*EXERCISE REQUIREMENTS*
Pick out each line below containing "enter".

*DATASET EXCERPTS*
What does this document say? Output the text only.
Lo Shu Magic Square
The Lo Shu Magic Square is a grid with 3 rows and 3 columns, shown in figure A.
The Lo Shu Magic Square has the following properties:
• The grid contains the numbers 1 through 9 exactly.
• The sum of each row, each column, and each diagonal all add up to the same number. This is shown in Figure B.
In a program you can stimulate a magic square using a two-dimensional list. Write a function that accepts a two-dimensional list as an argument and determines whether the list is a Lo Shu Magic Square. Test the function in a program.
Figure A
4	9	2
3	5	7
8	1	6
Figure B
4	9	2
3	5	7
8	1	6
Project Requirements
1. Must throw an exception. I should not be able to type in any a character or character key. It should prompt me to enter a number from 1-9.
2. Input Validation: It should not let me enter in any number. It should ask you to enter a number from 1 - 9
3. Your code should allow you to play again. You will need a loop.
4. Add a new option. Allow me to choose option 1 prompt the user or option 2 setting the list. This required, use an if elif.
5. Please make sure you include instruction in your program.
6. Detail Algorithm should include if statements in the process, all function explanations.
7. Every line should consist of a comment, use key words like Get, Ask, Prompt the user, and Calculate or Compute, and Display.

*RESULT BELOW*
1. Must throw an exception. I should not be able to type in any a character or character key. It should prompt me to enter a number from 1-9.
2. Input Validation: It should not let me enter in any number. It should ask you to enter a number from 1 - 9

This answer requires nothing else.